:: PROBLEM ::
For the listing below, give the count of lines containing "позднее", and no other text.

(Part of a data file)
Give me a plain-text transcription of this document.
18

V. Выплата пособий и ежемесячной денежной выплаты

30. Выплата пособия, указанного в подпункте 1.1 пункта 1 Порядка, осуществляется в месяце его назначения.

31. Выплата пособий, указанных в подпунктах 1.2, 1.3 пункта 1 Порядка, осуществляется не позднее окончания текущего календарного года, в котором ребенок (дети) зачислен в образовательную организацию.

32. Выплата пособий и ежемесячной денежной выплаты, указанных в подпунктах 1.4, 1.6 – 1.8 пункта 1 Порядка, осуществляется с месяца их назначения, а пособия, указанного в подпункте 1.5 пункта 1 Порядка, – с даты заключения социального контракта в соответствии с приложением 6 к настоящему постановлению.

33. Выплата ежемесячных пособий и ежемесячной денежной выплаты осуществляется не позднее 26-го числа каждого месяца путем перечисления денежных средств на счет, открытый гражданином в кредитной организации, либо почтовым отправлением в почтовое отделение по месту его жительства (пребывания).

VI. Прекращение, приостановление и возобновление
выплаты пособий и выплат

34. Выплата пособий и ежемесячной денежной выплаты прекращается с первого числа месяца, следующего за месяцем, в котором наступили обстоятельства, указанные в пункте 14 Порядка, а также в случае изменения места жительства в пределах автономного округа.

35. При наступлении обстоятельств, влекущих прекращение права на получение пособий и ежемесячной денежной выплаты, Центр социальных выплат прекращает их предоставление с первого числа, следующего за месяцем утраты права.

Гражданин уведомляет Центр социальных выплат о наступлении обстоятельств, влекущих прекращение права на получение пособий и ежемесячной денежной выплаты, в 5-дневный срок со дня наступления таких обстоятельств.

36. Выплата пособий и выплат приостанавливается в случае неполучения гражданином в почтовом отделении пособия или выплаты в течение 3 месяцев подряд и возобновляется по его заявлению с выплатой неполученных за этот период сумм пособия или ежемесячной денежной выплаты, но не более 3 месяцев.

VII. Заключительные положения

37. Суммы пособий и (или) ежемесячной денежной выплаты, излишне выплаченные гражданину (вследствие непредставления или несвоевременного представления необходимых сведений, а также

:: THE OUTPUT ::
2